◆ What you should do:
In this exercise, return the whole listing exactly, excluding any images.
#####
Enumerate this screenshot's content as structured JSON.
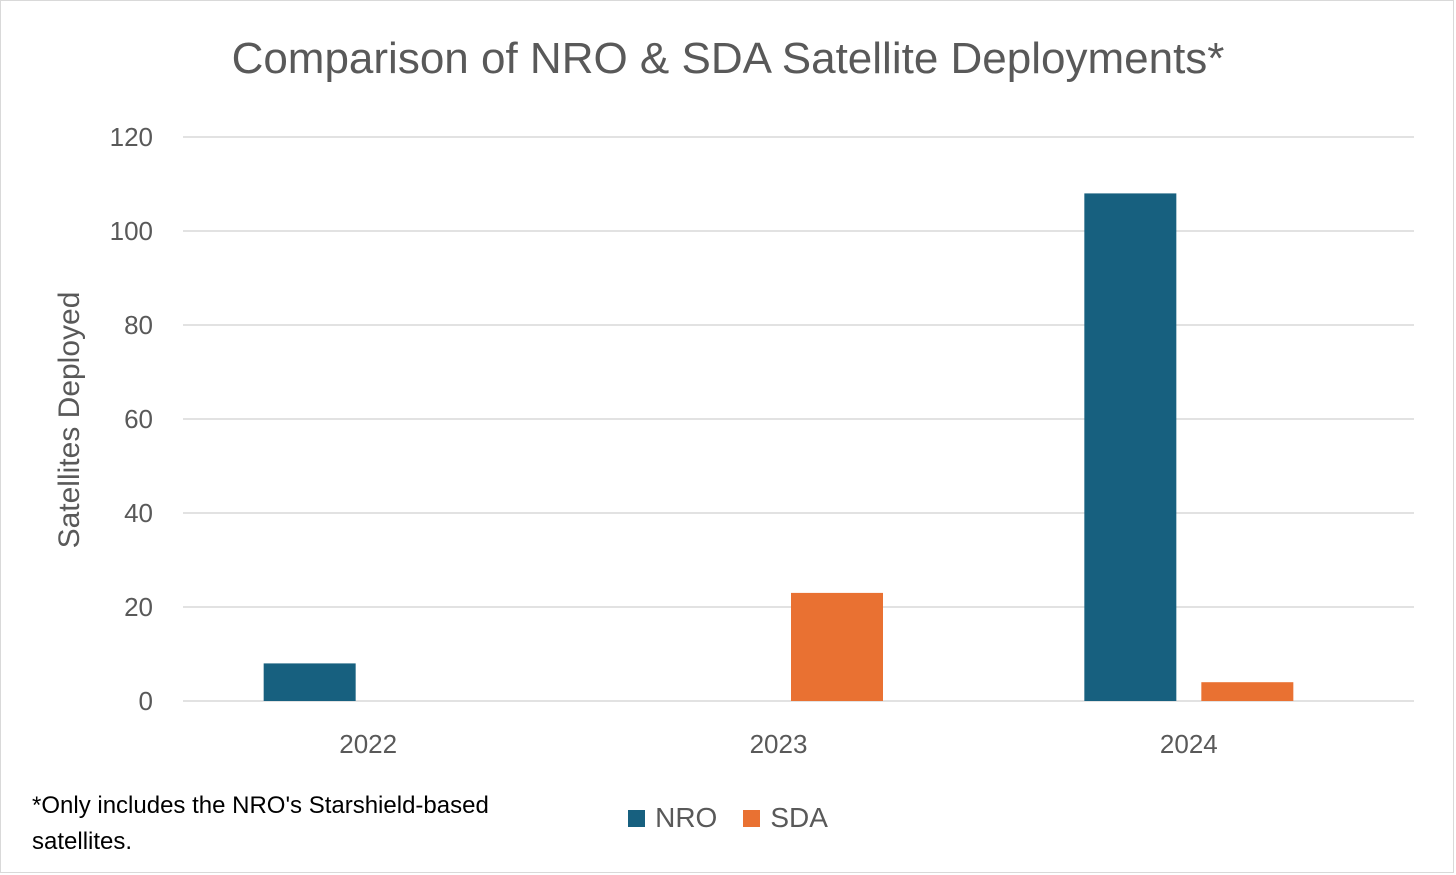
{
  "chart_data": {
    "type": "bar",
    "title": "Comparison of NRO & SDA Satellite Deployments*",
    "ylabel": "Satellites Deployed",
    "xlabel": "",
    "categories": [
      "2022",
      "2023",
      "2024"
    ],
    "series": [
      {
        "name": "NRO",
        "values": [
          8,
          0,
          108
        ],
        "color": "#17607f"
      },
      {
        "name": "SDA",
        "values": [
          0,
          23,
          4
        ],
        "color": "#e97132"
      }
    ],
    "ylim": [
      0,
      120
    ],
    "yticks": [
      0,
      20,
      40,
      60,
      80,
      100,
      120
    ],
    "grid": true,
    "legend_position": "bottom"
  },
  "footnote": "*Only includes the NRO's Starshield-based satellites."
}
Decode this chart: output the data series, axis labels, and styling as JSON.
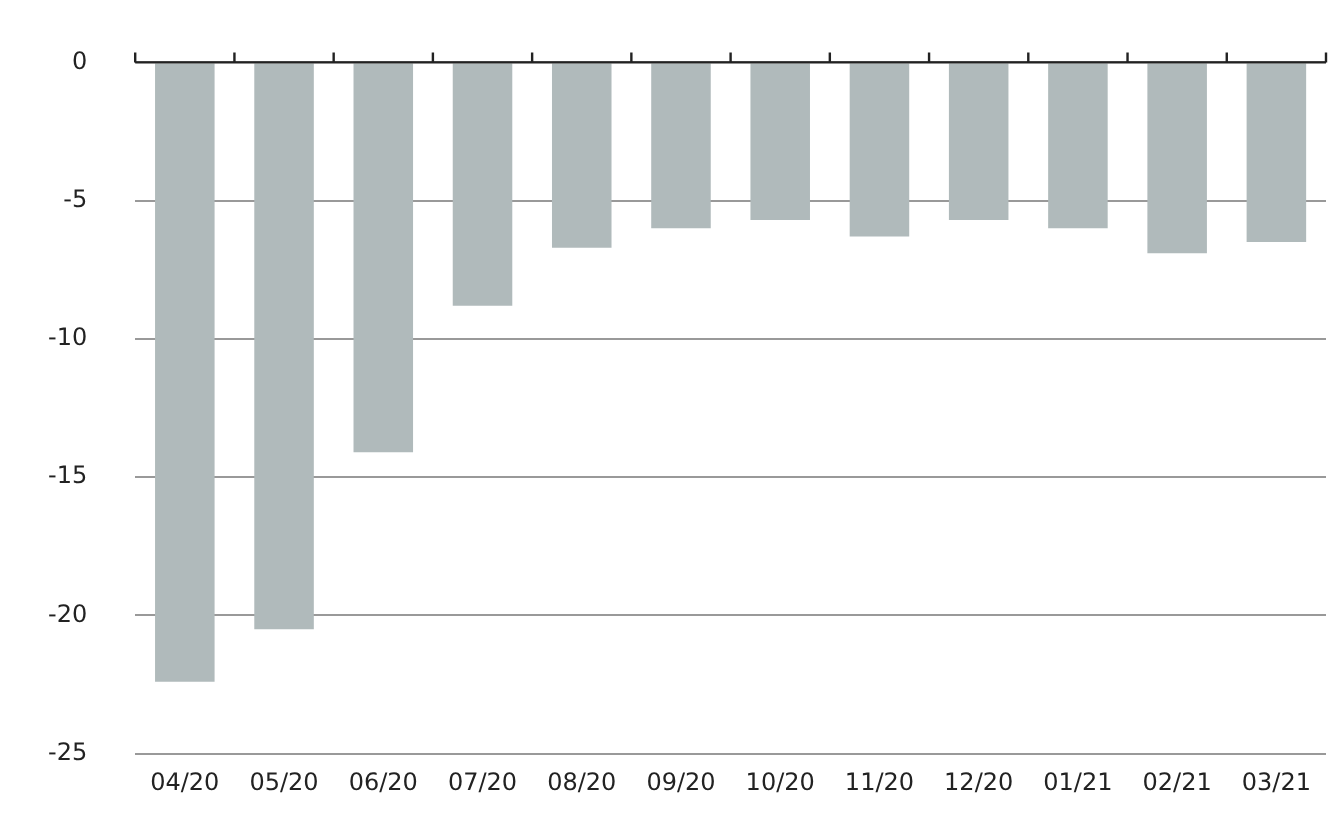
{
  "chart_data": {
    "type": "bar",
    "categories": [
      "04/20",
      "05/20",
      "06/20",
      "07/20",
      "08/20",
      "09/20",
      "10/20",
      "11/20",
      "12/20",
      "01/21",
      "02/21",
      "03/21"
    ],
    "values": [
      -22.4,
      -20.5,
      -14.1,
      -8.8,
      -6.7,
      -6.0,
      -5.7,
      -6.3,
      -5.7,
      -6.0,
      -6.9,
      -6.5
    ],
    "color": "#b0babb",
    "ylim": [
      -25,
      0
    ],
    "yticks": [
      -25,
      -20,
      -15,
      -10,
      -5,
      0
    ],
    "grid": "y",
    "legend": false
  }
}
#####
◆ Answer in full:
Enumerate this screenshot's content as structured JSON.
{
  "chart_data": {
    "type": "bar",
    "title": "Comparison of NRO & SDA Satellite Deployments*",
    "ylabel": "Satellites Deployed",
    "xlabel": "",
    "categories": [
      "2022",
      "2023",
      "2024"
    ],
    "series": [
      {
        "name": "NRO",
        "values": [
          8,
          0,
          108
        ],
        "color": "#17607f"
      },
      {
        "name": "SDA",
        "values": [
          0,
          23,
          4
        ],
        "color": "#e97132"
      }
    ],
    "ylim": [
      0,
      120
    ],
    "yticks": [
      0,
      20,
      40,
      60,
      80,
      100,
      120
    ],
    "grid": true,
    "legend_position": "bottom"
  },
  "footnote": "*Only includes the NRO's Starshield-based satellites."
}
Decode this chart: output the data series, axis labels, and styling as JSON.
{
  "chart_data": {
    "type": "bar",
    "categories": [
      "04/20",
      "05/20",
      "06/20",
      "07/20",
      "08/20",
      "09/20",
      "10/20",
      "11/20",
      "12/20",
      "01/21",
      "02/21",
      "03/21"
    ],
    "values": [
      -22.4,
      -20.5,
      -14.1,
      -8.8,
      -6.7,
      -6.0,
      -5.7,
      -6.3,
      -5.7,
      -6.0,
      -6.9,
      -6.5
    ],
    "color": "#b0babb",
    "ylim": [
      -25,
      0
    ],
    "yticks": [
      -25,
      -20,
      -15,
      -10,
      -5,
      0
    ],
    "grid": "y",
    "legend": false
  }
}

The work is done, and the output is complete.